[Extracted data entries]

--- start ---

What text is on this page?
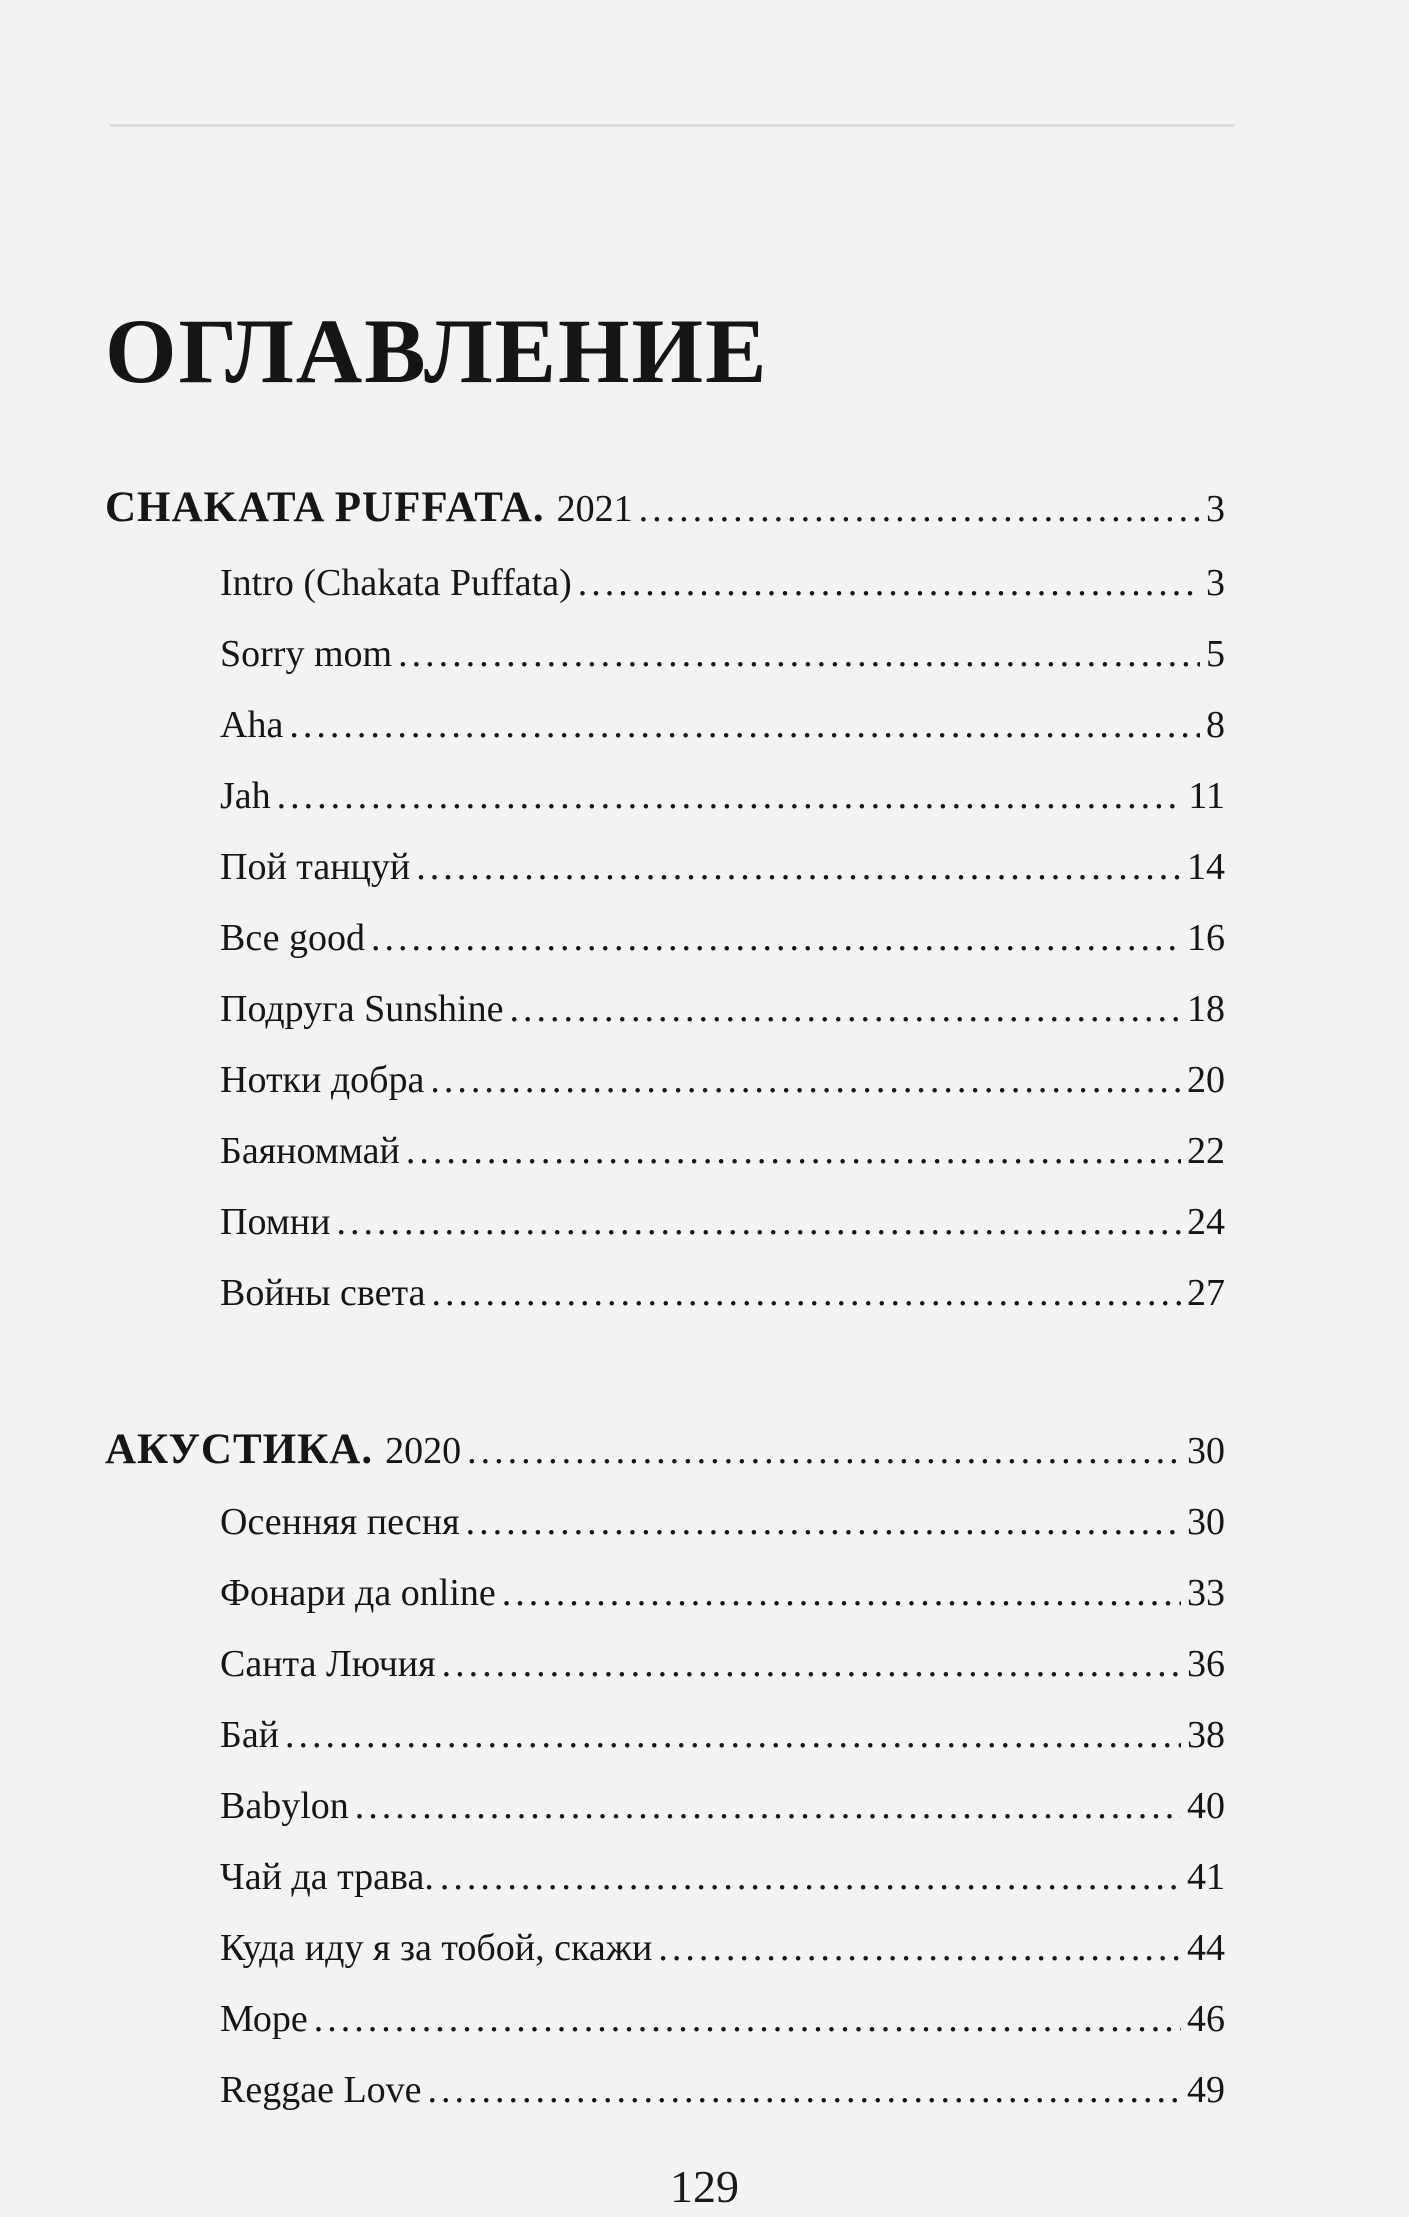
ОГЛАВЛЕНИЕ
CHAKATA PUFFATA. 2021 .....	3
Intro (Chakata Puffata) .....	3
Sorry mom .....	5
Aha .....	8
Jah .....	11
Пой танцуй .....	14
Все good .....	16
Подруга Sunshine .....	18
Нотки добра .....	20
Баяноммай .....	22
Помни .....	24
Войны света .....	27
АКУСТИКА. 2020 .....	30
Осенняя песня .....	30
Фонари да online .....	33
Санта Лючия .....	36
Бай .....	38
Babylon .....	40
Чай да трава. .....	41
Куда иду я за тобой, скажи .....	44
Море .....	46
Reggae Love .....	49
129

--- end ---

» Prompt:
Every record above should be written out again exactly; the pictures stay out of the copy.

» Solution for this task:
What text is on this page?
ОГЛАВЛЕНИЕ
CHAKATA PUFFATA. 2021 .....	3
Intro (Chakata Puffata) .....	3
Sorry mom .....	5
Aha .....	8
Jah .....	11
Пой танцуй .....	14
Все good .....	16
Подруга Sunshine .....	18
Нотки добра .....	20
Баяноммай .....	22
Помни .....	24
Войны света .....	27
АКУСТИКА. 2020 .....	30
Осенняя песня .....	30
Фонари да online .....	33
Санта Лючия .....	36
Бай .....	38
Babylon .....	40
Чай да трава. .....	41
Куда иду я за тобой, скажи .....	44
Море .....	46
Reggae Love .....	49
129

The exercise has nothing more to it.